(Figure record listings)
####################
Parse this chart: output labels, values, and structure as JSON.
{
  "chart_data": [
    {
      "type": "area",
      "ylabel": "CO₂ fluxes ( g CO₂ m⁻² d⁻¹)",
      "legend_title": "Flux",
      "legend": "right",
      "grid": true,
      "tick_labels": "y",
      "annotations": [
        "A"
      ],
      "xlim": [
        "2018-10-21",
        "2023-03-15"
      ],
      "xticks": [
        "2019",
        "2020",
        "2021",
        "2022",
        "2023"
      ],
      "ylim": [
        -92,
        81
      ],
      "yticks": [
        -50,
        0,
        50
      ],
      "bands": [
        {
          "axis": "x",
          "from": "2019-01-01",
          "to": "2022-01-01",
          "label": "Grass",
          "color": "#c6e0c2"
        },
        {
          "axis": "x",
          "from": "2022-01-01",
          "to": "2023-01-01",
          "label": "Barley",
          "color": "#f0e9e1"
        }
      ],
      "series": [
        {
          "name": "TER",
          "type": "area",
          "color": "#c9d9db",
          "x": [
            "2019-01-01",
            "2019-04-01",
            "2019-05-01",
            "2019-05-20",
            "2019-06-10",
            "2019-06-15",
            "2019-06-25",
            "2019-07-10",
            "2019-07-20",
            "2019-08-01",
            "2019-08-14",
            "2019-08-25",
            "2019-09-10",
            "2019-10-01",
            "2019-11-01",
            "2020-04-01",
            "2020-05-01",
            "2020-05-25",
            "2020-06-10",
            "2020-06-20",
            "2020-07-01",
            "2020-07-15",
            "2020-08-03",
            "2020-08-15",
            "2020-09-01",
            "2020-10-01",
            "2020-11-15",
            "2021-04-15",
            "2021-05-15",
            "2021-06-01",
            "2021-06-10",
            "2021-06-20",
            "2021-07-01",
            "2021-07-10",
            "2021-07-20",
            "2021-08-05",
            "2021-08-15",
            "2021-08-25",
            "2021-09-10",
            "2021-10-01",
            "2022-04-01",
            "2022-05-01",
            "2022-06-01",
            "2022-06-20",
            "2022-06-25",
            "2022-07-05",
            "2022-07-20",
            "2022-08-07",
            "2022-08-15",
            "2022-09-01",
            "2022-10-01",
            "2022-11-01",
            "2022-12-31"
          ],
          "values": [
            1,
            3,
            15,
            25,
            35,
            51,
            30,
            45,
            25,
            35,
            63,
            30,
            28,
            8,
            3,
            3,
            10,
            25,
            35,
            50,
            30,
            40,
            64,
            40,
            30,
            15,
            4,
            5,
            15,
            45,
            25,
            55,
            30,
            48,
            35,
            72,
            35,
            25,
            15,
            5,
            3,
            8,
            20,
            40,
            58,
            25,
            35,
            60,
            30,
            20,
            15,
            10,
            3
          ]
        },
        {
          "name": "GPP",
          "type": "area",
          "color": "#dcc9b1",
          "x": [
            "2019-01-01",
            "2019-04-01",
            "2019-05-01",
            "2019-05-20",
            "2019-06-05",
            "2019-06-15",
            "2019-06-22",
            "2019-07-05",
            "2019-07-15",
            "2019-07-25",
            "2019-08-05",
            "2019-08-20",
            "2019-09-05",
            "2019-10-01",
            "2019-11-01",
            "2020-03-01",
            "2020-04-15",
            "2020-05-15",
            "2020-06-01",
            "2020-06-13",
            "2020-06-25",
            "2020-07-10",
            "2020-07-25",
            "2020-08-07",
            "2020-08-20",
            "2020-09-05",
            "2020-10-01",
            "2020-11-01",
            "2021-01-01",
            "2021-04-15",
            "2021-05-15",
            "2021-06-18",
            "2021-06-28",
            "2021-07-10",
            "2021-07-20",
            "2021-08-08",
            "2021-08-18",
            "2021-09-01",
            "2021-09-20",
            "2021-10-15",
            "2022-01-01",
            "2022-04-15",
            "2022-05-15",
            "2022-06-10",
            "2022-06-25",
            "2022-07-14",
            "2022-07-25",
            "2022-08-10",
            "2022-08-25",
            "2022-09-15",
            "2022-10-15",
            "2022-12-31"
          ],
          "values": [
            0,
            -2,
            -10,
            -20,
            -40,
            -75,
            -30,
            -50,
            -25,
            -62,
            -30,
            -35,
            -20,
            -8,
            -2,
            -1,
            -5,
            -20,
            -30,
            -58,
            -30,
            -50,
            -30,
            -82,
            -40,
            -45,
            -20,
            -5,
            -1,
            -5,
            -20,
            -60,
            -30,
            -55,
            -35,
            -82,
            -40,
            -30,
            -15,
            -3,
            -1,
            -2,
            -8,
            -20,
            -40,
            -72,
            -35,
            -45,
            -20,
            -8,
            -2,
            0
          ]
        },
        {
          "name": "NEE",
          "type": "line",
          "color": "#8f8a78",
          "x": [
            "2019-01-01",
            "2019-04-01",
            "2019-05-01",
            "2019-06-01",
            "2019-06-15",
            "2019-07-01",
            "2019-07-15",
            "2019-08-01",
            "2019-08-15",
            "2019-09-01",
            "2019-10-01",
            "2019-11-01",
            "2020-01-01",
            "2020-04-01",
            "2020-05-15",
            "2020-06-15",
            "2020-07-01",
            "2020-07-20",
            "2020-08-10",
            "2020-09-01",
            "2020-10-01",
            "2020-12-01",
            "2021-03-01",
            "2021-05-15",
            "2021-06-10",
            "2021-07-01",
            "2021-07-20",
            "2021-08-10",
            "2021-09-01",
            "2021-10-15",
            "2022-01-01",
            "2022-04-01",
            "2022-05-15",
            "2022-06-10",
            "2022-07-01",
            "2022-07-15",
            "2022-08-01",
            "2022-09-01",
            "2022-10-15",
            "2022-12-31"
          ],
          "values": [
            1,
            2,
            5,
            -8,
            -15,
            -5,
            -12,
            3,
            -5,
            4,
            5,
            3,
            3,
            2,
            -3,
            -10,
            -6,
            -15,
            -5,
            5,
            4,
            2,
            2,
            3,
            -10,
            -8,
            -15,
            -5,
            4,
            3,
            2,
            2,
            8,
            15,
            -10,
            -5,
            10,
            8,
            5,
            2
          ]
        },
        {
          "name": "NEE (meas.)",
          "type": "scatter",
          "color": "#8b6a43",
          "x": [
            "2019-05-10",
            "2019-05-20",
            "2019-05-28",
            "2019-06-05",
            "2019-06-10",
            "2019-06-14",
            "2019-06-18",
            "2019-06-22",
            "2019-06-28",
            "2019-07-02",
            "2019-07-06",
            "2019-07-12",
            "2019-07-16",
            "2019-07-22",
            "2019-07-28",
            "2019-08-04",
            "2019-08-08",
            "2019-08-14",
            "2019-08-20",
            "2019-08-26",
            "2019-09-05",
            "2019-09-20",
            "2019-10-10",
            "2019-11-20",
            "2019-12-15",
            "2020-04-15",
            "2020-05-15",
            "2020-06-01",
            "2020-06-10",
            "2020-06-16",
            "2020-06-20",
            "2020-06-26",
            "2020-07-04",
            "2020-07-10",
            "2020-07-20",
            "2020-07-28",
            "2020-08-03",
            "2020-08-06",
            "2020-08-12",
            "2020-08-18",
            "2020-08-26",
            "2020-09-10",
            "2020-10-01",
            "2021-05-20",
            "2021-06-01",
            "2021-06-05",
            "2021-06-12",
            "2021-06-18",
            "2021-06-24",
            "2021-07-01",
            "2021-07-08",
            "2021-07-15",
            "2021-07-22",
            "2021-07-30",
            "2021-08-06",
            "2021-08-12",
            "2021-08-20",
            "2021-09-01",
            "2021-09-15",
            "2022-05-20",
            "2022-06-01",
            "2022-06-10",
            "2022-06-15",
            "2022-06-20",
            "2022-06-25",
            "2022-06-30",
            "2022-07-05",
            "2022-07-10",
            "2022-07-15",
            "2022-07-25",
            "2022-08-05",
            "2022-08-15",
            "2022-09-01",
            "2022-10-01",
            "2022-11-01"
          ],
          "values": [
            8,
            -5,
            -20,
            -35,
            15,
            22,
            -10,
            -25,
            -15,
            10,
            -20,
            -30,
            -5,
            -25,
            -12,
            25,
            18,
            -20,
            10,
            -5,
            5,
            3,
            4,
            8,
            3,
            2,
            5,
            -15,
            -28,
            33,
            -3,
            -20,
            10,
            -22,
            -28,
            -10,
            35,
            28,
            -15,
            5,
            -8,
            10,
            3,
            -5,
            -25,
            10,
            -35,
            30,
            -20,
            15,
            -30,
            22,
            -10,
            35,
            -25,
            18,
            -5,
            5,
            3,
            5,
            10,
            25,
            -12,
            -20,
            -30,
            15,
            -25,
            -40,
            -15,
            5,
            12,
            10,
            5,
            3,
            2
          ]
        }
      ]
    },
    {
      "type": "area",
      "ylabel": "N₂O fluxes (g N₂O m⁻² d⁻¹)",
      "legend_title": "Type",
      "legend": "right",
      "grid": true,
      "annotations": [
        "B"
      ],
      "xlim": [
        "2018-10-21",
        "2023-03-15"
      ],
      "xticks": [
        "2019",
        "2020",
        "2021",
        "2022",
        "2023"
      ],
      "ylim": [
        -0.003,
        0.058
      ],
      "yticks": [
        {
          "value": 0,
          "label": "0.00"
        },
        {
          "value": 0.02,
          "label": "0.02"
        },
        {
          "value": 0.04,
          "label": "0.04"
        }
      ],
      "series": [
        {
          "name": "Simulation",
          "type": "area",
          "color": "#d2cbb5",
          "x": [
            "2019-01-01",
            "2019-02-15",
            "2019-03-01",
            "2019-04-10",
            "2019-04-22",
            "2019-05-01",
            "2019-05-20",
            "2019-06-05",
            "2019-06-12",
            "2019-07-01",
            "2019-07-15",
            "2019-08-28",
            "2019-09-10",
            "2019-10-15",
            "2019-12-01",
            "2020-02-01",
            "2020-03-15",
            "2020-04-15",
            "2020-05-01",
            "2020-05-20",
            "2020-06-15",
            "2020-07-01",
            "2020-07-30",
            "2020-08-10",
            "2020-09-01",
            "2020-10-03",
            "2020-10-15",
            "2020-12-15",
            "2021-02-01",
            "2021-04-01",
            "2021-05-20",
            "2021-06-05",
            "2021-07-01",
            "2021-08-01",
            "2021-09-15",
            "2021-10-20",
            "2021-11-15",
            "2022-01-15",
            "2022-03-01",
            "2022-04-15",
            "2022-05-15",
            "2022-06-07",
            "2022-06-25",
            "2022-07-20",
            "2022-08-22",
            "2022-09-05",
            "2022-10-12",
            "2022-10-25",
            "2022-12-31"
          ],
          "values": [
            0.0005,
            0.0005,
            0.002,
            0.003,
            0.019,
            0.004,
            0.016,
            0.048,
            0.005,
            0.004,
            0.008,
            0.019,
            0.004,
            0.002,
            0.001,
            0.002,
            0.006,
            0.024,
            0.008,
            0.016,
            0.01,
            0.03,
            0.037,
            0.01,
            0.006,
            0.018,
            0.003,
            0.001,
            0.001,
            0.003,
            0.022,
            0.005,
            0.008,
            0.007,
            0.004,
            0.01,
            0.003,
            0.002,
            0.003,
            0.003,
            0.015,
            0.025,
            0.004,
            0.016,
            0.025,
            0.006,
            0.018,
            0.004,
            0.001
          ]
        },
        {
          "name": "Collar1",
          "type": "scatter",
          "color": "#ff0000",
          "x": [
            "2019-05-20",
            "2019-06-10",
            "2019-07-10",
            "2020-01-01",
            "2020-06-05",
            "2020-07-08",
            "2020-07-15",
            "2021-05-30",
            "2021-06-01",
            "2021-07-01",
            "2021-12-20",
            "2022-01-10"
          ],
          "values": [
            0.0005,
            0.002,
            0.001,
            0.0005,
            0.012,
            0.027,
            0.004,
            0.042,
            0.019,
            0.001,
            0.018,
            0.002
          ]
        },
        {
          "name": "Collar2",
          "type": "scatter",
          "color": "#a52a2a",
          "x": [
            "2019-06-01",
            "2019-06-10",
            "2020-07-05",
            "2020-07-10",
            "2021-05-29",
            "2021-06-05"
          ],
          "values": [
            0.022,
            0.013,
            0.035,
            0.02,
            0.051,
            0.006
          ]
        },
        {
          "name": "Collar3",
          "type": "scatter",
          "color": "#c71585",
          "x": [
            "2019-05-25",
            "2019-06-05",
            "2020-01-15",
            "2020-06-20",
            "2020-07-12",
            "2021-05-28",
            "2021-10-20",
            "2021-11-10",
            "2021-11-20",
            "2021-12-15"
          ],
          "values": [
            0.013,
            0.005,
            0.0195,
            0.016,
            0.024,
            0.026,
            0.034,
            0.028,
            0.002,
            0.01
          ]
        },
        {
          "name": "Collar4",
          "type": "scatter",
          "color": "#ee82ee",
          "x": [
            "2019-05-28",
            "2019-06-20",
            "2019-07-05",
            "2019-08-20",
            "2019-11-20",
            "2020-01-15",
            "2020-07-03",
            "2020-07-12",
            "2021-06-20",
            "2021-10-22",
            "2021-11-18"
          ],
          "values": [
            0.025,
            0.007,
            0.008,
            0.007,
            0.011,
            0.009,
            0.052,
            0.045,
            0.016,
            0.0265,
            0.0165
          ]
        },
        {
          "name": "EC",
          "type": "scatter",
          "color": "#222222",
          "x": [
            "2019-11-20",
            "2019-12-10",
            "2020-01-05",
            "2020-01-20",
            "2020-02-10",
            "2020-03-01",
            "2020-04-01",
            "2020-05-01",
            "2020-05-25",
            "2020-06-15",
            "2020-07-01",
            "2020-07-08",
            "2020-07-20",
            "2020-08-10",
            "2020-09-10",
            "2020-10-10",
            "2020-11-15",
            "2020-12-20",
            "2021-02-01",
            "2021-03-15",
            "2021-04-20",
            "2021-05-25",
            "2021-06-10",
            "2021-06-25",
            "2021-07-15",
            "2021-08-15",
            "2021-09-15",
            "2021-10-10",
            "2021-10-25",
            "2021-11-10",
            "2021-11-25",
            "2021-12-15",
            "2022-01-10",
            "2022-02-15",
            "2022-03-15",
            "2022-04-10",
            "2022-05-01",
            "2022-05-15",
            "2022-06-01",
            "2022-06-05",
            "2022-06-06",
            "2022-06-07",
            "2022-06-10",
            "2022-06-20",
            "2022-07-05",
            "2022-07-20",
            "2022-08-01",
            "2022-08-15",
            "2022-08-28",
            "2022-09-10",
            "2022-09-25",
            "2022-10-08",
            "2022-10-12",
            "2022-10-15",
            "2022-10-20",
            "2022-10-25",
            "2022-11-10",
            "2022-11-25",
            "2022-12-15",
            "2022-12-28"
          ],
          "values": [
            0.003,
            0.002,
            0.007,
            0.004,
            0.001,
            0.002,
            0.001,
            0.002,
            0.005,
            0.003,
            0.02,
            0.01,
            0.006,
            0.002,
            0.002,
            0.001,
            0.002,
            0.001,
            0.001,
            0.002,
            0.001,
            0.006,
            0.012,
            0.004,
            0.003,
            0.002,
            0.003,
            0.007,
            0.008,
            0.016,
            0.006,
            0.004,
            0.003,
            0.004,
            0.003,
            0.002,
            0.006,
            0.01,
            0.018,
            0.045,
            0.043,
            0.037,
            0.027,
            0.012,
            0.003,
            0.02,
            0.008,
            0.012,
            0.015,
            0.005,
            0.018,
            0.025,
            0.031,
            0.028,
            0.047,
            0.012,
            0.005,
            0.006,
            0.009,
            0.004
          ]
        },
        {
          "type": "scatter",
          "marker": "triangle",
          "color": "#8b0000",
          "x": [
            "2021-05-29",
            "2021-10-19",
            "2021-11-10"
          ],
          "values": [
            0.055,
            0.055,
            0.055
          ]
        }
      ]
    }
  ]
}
####################
Identify the lines in the entries above that contain "fluxes", then copy them out.

      "ylabel": "CO₂ fluxes ( g CO₂ m⁻² d⁻¹)",
      "ylabel": "N₂O fluxes (g N₂O m⁻² d⁻¹)",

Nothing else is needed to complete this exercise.